§ **EXERCISE AIM**: Write the data out again in full, with no departure from the original.

[Data excerpts]
begin

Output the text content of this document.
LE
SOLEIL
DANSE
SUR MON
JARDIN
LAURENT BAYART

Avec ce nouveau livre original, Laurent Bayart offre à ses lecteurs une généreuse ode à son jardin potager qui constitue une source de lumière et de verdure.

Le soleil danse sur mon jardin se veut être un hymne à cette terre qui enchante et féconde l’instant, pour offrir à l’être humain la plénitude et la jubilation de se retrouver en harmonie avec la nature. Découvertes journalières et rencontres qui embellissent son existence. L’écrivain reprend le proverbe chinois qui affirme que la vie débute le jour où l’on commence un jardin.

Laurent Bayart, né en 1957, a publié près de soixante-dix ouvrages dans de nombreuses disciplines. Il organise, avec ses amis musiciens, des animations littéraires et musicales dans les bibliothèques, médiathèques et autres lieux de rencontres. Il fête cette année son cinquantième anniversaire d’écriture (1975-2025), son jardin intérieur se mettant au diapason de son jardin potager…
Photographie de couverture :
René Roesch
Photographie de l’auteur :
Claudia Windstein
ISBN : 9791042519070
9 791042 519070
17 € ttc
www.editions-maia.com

end

§ **SOLUTION TO THIS TASK**:
Output the text content of this document.
LE
SOLEIL
DANSE
SUR MON
JARDIN
LAURENT BAYART

Avec ce nouveau livre original, Laurent Bayart offre à ses lecteurs une généreuse ode à son jardin potager qui constitue une source de lumière et de verdure.

Le soleil danse sur mon jardin se veut être un hymne à cette terre qui enchante et féconde l’instant, pour offrir à l’être humain la plénitude et la jubilation de se retrouver en harmonie avec la nature. Découvertes journalières et rencontres qui embellissent son existence. L’écrivain reprend le proverbe chinois qui affirme que la vie débute le jour où l’on commence un jardin.

Laurent Bayart, né en 1957, a publié près de soixante-dix ouvrages dans de nombreuses disciplines. Il organise, avec ses amis musiciens, des animations littéraires et musicales dans les bibliothèques, médiathèques et autres lieux de rencontres. Il fête cette année son cinquantième anniversaire d’écriture (1975-2025), son jardin intérieur se mettant au diapason de son jardin potager…
Photographie de couverture :
René Roesch
Photographie de l’auteur :
Claudia Windstein
ISBN : 9791042519070
9 791042 519070
17 € ttc
www.editions-maia.com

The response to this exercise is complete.